[Stored data]
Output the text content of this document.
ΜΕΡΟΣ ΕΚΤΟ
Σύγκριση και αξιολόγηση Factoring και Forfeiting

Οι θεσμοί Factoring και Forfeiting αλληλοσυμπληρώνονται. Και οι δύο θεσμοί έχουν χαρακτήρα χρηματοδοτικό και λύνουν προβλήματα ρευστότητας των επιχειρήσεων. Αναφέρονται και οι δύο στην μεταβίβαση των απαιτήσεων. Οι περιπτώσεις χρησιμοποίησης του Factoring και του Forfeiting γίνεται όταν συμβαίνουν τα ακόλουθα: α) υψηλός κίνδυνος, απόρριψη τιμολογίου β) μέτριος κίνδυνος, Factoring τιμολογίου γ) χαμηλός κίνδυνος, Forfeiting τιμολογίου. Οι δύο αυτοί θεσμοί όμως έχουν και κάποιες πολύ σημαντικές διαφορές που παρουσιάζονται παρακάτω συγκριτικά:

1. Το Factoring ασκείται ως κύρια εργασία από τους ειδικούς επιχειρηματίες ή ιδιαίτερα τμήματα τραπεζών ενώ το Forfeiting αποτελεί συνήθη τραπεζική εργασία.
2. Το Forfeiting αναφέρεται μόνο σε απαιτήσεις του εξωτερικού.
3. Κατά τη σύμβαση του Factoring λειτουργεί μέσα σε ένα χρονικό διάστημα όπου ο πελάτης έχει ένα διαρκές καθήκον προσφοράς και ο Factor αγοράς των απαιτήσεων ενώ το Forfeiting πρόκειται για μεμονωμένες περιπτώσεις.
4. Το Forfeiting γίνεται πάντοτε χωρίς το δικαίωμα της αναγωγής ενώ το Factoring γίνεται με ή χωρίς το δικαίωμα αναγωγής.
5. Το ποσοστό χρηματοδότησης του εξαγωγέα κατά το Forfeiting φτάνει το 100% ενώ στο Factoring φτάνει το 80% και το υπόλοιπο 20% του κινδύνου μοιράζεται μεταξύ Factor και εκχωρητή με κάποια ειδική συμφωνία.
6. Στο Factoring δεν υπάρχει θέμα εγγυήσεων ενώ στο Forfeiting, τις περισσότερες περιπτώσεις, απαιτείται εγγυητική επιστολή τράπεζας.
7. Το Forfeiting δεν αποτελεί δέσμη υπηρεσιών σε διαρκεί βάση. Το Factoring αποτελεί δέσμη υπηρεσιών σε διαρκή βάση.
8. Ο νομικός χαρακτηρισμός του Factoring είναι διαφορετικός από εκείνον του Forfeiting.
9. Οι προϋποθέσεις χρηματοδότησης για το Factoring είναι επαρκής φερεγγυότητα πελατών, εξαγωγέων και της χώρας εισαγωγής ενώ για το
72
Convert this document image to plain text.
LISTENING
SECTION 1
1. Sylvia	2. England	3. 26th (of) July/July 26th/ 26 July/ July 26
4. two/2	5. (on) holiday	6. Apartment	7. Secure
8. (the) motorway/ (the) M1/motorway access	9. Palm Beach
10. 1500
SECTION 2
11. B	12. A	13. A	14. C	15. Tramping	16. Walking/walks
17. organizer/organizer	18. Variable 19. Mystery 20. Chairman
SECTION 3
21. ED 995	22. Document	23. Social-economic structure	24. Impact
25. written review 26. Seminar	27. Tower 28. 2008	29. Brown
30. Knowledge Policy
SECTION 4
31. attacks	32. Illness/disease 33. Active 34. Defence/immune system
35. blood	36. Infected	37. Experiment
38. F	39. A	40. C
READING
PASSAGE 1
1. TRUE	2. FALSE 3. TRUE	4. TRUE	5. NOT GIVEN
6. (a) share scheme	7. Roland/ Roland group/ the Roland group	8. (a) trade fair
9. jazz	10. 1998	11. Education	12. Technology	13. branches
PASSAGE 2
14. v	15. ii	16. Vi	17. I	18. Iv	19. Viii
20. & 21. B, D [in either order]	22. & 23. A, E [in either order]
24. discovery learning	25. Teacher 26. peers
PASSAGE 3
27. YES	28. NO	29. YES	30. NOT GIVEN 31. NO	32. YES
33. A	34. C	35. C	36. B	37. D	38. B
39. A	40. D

### Task description
Find the word "αποτελεί" in the material, then list each line that holds it.

### Worked solution
1. Το Factoring ασκείται ως κύρια εργασία από τους ειδικούς επιχειρηματίες ή ιδιαίτερα τμήματα τραπεζών ενώ το Forfeiting αποτελεί συνήθη τραπεζική εργασία.
7. Το Forfeiting δεν αποτελεί δέσμη υπηρεσιών σε διαρκεί βάση. Το Factoring αποτελεί δέσμη υπηρεσιών σε διαρκή βάση.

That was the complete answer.